Dataset items:

....

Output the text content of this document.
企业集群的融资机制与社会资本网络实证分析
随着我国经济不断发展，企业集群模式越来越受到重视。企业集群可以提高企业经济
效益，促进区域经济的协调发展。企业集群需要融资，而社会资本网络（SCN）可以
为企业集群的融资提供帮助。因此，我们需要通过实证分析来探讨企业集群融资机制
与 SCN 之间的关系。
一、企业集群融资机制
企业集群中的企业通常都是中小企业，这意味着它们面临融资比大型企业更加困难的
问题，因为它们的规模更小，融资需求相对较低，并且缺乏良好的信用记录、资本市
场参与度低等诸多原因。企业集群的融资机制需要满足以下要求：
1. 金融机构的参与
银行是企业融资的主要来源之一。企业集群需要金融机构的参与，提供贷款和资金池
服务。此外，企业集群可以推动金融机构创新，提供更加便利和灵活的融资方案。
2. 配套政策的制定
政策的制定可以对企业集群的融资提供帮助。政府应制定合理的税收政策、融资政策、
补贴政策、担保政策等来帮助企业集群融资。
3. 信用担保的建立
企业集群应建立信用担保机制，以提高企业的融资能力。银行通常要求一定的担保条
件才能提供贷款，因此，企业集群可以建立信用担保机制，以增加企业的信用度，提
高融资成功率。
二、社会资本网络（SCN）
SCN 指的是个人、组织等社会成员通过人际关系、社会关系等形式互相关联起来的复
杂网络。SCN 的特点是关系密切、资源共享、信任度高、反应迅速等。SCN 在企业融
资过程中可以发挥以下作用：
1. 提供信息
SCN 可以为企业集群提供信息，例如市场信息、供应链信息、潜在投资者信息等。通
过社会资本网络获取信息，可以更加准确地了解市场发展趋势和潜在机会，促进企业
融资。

....

• **STATED EXERCISE**:
Restate each entry exactly, skipping none.

• **COMPLETE RESPONSE**:
Output the text content of this document.
企业集群的融资机制与社会资本网络实证分析
随着我国经济不断发展，企业集群模式越来越受到重视。企业集群可以提高企业经济
效益，促进区域经济的协调发展。企业集群需要融资，而社会资本网络（SCN）可以
为企业集群的融资提供帮助。因此，我们需要通过实证分析来探讨企业集群融资机制
与 SCN 之间的关系。
一、企业集群融资机制
企业集群中的企业通常都是中小企业，这意味着它们面临融资比大型企业更加困难的
问题，因为它们的规模更小，融资需求相对较低，并且缺乏良好的信用记录、资本市
场参与度低等诸多原因。企业集群的融资机制需要满足以下要求：
1. 金融机构的参与
银行是企业融资的主要来源之一。企业集群需要金融机构的参与，提供贷款和资金池
服务。此外，企业集群可以推动金融机构创新，提供更加便利和灵活的融资方案。
2. 配套政策的制定
政策的制定可以对企业集群的融资提供帮助。政府应制定合理的税收政策、融资政策、
补贴政策、担保政策等来帮助企业集群融资。
3. 信用担保的建立
企业集群应建立信用担保机制，以提高企业的融资能力。银行通常要求一定的担保条
件才能提供贷款，因此，企业集群可以建立信用担保机制，以增加企业的信用度，提
高融资成功率。
二、社会资本网络（SCN）
SCN 指的是个人、组织等社会成员通过人际关系、社会关系等形式互相关联起来的复
杂网络。SCN 的特点是关系密切、资源共享、信任度高、反应迅速等。SCN 在企业融
资过程中可以发挥以下作用：
1. 提供信息
SCN 可以为企业集群提供信息，例如市场信息、供应链信息、潜在投资者信息等。通
过社会资本网络获取信息，可以更加准确地了解市场发展趋势和潜在机会，促进企业
融资。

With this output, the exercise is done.